== Problem to solve ==
Reproduce the part of the mental health essay between "Taking responsibility can" and "my inner self.", inclusive, word for word.

Your Mental health depends on the delicate balance of letting go and staying productive
You know, depression can have many faces. In my case, productivity is one of them. So, as I am once again going toe-to-toe with an old foe, I have had to learn a new, valuable lesson. Slowing down and letting go. It sounds simple, but it is not. Especially not, if you have formed your entire identity on going at a fast pace. You know, staying productive and taking responsibility for everything around you. The political situation. Your relationship. The well-being of others. Your household. At the outset, this seems commendable. But the question is not whether you should take responsibility. You also need to ask yourself if you can do so in every situation.
Taking responsibility can be a mask for avoidance
These days, I had to come to terms with this fact. That my will and desire to be there for others is not only a noble act. It was also a mask. I took on project after project, optimizing everything, and crafting solutions. That way, I avoided asking for what I felt. What do I need? What do I want? Who am I? Why do I feel lonely? Acting towards the outside and being there for others was masking my low self-worth.
If I am there for others, nobody will see, what I am really feeling. It is a strategy, that worked well for me. Until my fragile construction of myself collapsed. I admire my qualities and my helpfulness. I love that I am not untouched by the misery of others. But it is time to grow to a new level. To find a new center ground between responsibility for others and for my inner self.
Slowing down is harder than I ever thought
To do so, I have to learn the hardest skill I ever had to learn in my life. The life lesson of slowing down and letting go. To give space for others to take responsibility as well. Especially for things surrounding their own circumstances. And to accept, that even if you want to be productive and solve problems, some things take time. Yes, there are still a bunch of unpacked boxes in my apartment. But they will take time to unpack. It is a challenge to create a new life, in a new city. So what, if some of these boxes are still around in a few months?

Document understanding data:
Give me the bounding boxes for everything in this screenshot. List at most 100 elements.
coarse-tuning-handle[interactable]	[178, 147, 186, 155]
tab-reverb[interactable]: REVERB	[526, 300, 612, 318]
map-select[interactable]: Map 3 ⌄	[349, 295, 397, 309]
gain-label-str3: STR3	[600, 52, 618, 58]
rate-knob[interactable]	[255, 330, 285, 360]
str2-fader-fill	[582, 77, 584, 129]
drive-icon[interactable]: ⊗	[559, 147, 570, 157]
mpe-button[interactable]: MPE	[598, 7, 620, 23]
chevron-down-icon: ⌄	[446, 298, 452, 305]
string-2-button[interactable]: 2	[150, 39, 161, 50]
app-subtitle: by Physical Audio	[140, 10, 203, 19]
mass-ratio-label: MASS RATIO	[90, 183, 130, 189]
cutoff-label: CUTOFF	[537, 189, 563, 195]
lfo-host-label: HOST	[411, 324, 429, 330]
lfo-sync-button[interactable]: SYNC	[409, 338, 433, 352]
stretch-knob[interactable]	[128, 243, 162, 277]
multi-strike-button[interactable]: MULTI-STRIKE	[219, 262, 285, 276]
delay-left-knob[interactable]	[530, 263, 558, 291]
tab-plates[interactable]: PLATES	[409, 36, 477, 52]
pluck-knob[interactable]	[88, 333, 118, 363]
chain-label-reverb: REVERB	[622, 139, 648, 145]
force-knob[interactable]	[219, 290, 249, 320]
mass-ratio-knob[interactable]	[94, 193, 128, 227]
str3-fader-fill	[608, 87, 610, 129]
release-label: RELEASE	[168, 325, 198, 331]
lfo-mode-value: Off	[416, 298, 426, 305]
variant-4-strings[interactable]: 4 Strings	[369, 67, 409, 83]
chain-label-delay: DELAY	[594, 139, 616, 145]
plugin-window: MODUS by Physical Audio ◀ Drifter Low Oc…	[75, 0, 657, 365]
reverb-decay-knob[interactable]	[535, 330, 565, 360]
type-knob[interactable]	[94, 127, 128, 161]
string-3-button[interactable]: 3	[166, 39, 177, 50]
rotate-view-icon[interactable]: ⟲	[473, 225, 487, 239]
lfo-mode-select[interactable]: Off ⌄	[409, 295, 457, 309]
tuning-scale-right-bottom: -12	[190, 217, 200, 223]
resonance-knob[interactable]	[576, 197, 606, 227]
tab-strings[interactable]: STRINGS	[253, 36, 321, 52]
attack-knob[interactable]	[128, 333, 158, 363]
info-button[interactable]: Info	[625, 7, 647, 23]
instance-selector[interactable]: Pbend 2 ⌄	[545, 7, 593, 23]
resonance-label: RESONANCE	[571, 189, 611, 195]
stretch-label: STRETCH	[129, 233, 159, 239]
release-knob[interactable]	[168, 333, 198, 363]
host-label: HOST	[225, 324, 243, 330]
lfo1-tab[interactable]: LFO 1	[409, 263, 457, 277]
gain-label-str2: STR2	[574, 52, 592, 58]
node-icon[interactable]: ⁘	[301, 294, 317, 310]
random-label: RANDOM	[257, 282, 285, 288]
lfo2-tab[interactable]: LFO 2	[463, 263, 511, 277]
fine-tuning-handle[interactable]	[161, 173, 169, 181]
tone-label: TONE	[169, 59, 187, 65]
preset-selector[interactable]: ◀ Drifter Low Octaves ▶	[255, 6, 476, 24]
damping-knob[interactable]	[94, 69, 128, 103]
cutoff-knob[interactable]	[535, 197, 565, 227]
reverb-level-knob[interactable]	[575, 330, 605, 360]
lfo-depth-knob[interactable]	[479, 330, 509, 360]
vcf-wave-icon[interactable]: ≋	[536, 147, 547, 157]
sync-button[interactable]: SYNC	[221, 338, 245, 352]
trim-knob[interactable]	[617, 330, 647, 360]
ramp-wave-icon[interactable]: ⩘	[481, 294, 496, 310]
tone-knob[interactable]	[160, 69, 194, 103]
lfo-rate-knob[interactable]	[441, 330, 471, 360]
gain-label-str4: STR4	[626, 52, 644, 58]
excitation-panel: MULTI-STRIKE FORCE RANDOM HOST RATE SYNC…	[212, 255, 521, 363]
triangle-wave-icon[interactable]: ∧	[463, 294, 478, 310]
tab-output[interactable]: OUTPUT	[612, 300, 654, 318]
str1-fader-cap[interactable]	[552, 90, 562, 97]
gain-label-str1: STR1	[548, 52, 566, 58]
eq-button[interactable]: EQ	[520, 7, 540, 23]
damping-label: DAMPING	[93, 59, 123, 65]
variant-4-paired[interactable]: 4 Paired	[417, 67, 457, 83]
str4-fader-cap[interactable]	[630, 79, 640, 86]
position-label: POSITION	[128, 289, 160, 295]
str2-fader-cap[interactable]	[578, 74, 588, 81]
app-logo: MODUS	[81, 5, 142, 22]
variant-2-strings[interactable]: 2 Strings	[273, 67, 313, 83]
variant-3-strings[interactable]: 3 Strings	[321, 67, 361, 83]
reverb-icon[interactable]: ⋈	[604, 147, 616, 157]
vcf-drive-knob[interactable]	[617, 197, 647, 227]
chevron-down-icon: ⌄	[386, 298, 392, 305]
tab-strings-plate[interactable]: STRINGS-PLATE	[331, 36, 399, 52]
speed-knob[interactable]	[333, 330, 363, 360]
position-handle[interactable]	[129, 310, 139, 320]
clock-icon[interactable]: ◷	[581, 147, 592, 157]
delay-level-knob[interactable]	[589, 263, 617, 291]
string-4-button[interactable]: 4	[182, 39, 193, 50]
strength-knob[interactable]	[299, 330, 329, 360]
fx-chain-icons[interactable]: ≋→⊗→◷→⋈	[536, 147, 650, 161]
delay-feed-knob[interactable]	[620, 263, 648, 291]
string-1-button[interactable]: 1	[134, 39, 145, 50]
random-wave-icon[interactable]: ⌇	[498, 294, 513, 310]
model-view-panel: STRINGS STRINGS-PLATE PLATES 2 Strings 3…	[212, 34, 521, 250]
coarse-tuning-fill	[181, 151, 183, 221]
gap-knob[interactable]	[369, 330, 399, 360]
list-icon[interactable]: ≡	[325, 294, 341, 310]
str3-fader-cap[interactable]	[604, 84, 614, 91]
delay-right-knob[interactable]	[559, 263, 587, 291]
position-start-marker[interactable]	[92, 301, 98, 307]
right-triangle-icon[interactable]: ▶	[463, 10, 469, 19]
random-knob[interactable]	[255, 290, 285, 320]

== Solved exercise ==
Taking responsibility can be a mask for avoidance
These days, I had to come to terms with this fact. That my will and desire to be there for others is not only a noble act. It was also a mask. I took on project after project, optimizing everything, and crafting solutions. That way, I avoided asking for what I felt. What do I need? What do I want? Who am I? Why do I feel lonely? Acting towards the outside and being there for others was masking my low self-worth.
If I am there for others, nobody will see, what I am really feeling. It is a strategy, that worked well for me. Until my fragile construction of myself collapsed. I admire my qualities and my helpfulness. I love that I am not untouched by the misery of others. But it is time to grow to a new level. To find a new center ground between responsibility for others and for my inner self.